──────── DATA TO PROCESS

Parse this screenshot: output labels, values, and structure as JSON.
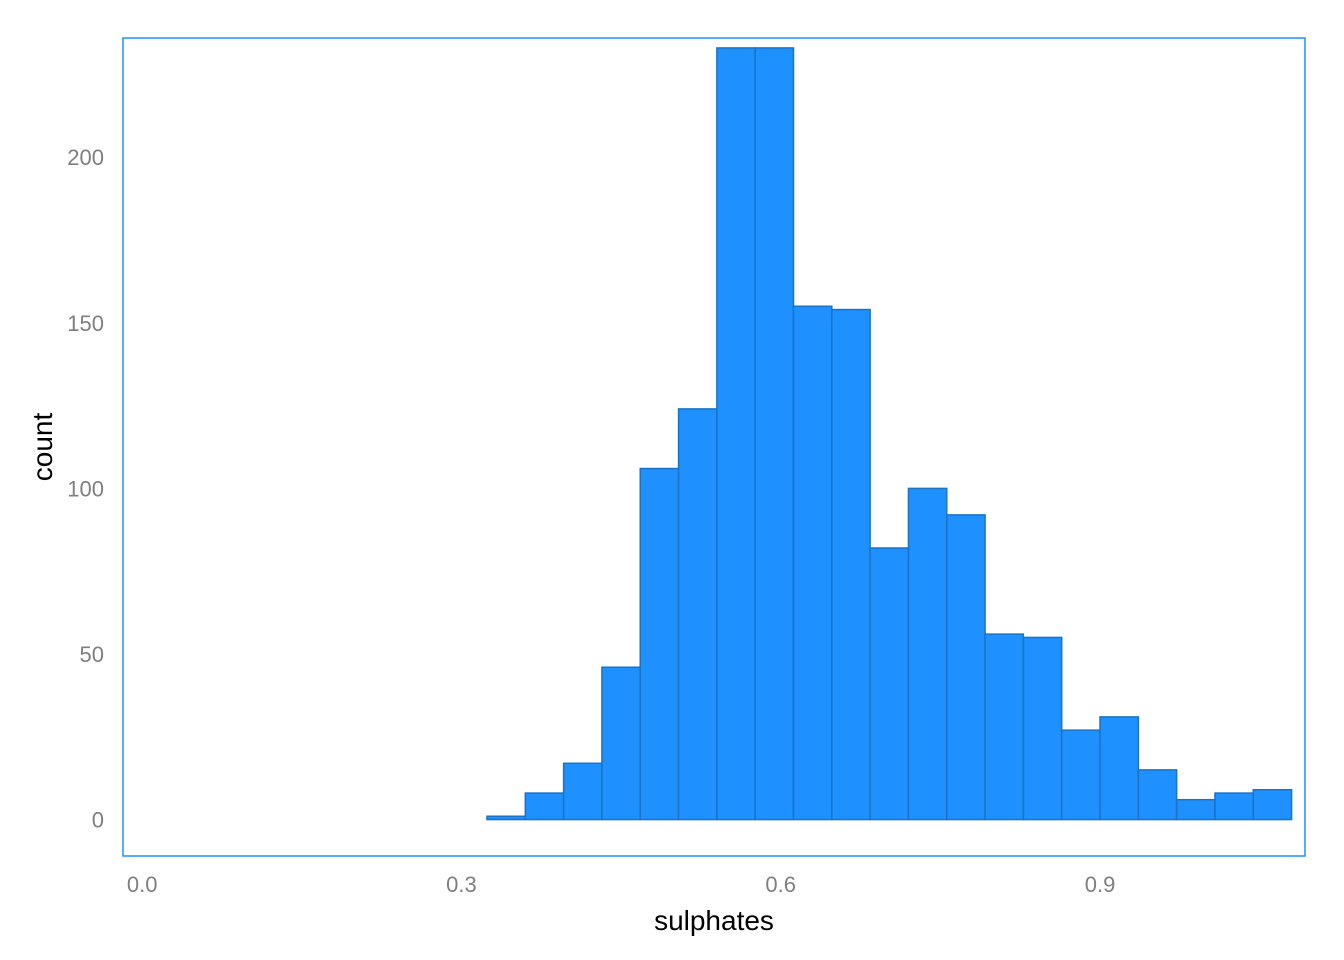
{
  "chart_data": {
    "type": "bar",
    "title": "",
    "xlabel": "sulphates",
    "ylabel": "count",
    "xlim": [
      -0.018,
      1.0926
    ],
    "ylim": [
      -11.0,
      236.0
    ],
    "x_ticks": [
      0.0,
      0.3,
      0.6,
      0.9
    ],
    "x_tick_labels": [
      "0.0",
      "0.3",
      "0.6",
      "0.9"
    ],
    "y_ticks": [
      0,
      50,
      100,
      150,
      200
    ],
    "y_tick_labels": [
      "0",
      "50",
      "100",
      "150",
      "200"
    ],
    "grid": false,
    "legend": "none",
    "bar_fill": "#1e90ff",
    "bar_stroke": "#1a73c4",
    "panel_border": "#1e90ff",
    "bins": [
      {
        "x0": 0.0,
        "x1": 0.036,
        "count": 0
      },
      {
        "x0": 0.036,
        "x1": 0.072,
        "count": 0
      },
      {
        "x0": 0.072,
        "x1": 0.108,
        "count": 0
      },
      {
        "x0": 0.108,
        "x1": 0.144,
        "count": 0
      },
      {
        "x0": 0.144,
        "x1": 0.18,
        "count": 0
      },
      {
        "x0": 0.18,
        "x1": 0.216,
        "count": 0
      },
      {
        "x0": 0.216,
        "x1": 0.252,
        "count": 0
      },
      {
        "x0": 0.252,
        "x1": 0.288,
        "count": 0
      },
      {
        "x0": 0.288,
        "x1": 0.324,
        "count": 0
      },
      {
        "x0": 0.324,
        "x1": 0.36,
        "count": 1
      },
      {
        "x0": 0.36,
        "x1": 0.396,
        "count": 8
      },
      {
        "x0": 0.396,
        "x1": 0.432,
        "count": 17
      },
      {
        "x0": 0.432,
        "x1": 0.468,
        "count": 46
      },
      {
        "x0": 0.468,
        "x1": 0.504,
        "count": 106
      },
      {
        "x0": 0.504,
        "x1": 0.54,
        "count": 124
      },
      {
        "x0": 0.54,
        "x1": 0.576,
        "count": 233
      },
      {
        "x0": 0.576,
        "x1": 0.612,
        "count": 233
      },
      {
        "x0": 0.612,
        "x1": 0.648,
        "count": 155
      },
      {
        "x0": 0.648,
        "x1": 0.684,
        "count": 154
      },
      {
        "x0": 0.684,
        "x1": 0.72,
        "count": 82
      },
      {
        "x0": 0.72,
        "x1": 0.756,
        "count": 100
      },
      {
        "x0": 0.756,
        "x1": 0.792,
        "count": 92
      },
      {
        "x0": 0.792,
        "x1": 0.828,
        "count": 56
      },
      {
        "x0": 0.828,
        "x1": 0.864,
        "count": 55
      },
      {
        "x0": 0.864,
        "x1": 0.9,
        "count": 27
      },
      {
        "x0": 0.9,
        "x1": 0.936,
        "count": 31
      },
      {
        "x0": 0.936,
        "x1": 0.972,
        "count": 15
      },
      {
        "x0": 0.972,
        "x1": 1.008,
        "count": 6
      },
      {
        "x0": 1.008,
        "x1": 1.044,
        "count": 8
      },
      {
        "x0": 1.044,
        "x1": 1.08,
        "count": 9
      }
    ]
  }
}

────────────────

**SET TASK:**
Each line above is to be copied verbatim. Drop any image from the copy.

**THE RESULT:**
Parse this screenshot: output labels, values, and structure as JSON.
{
  "chart_data": {
    "type": "bar",
    "title": "",
    "xlabel": "sulphates",
    "ylabel": "count",
    "xlim": [
      -0.018,
      1.0926
    ],
    "ylim": [
      -11.0,
      236.0
    ],
    "x_ticks": [
      0.0,
      0.3,
      0.6,
      0.9
    ],
    "x_tick_labels": [
      "0.0",
      "0.3",
      "0.6",
      "0.9"
    ],
    "y_ticks": [
      0,
      50,
      100,
      150,
      200
    ],
    "y_tick_labels": [
      "0",
      "50",
      "100",
      "150",
      "200"
    ],
    "grid": false,
    "legend": "none",
    "bar_fill": "#1e90ff",
    "bar_stroke": "#1a73c4",
    "panel_border": "#1e90ff",
    "bins": [
      {
        "x0": 0.0,
        "x1": 0.036,
        "count": 0
      },
      {
        "x0": 0.036,
        "x1": 0.072,
        "count": 0
      },
      {
        "x0": 0.072,
        "x1": 0.108,
        "count": 0
      },
      {
        "x0": 0.108,
        "x1": 0.144,
        "count": 0
      },
      {
        "x0": 0.144,
        "x1": 0.18,
        "count": 0
      },
      {
        "x0": 0.18,
        "x1": 0.216,
        "count": 0
      },
      {
        "x0": 0.216,
        "x1": 0.252,
        "count": 0
      },
      {
        "x0": 0.252,
        "x1": 0.288,
        "count": 0
      },
      {
        "x0": 0.288,
        "x1": 0.324,
        "count": 0
      },
      {
        "x0": 0.324,
        "x1": 0.36,
        "count": 1
      },
      {
        "x0": 0.36,
        "x1": 0.396,
        "count": 8
      },
      {
        "x0": 0.396,
        "x1": 0.432,
        "count": 17
      },
      {
        "x0": 0.432,
        "x1": 0.468,
        "count": 46
      },
      {
        "x0": 0.468,
        "x1": 0.504,
        "count": 106
      },
      {
        "x0": 0.504,
        "x1": 0.54,
        "count": 124
      },
      {
        "x0": 0.54,
        "x1": 0.576,
        "count": 233
      },
      {
        "x0": 0.576,
        "x1": 0.612,
        "count": 233
      },
      {
        "x0": 0.612,
        "x1": 0.648,
        "count": 155
      },
      {
        "x0": 0.648,
        "x1": 0.684,
        "count": 154
      },
      {
        "x0": 0.684,
        "x1": 0.72,
        "count": 82
      },
      {
        "x0": 0.72,
        "x1": 0.756,
        "count": 100
      },
      {
        "x0": 0.756,
        "x1": 0.792,
        "count": 92
      },
      {
        "x0": 0.792,
        "x1": 0.828,
        "count": 56
      },
      {
        "x0": 0.828,
        "x1": 0.864,
        "count": 55
      },
      {
        "x0": 0.864,
        "x1": 0.9,
        "count": 27
      },
      {
        "x0": 0.9,
        "x1": 0.936,
        "count": 31
      },
      {
        "x0": 0.936,
        "x1": 0.972,
        "count": 15
      },
      {
        "x0": 0.972,
        "x1": 1.008,
        "count": 6
      },
      {
        "x0": 1.008,
        "x1": 1.044,
        "count": 8
      },
      {
        "x0": 1.044,
        "x1": 1.08,
        "count": 9
      }
    ]
  }
}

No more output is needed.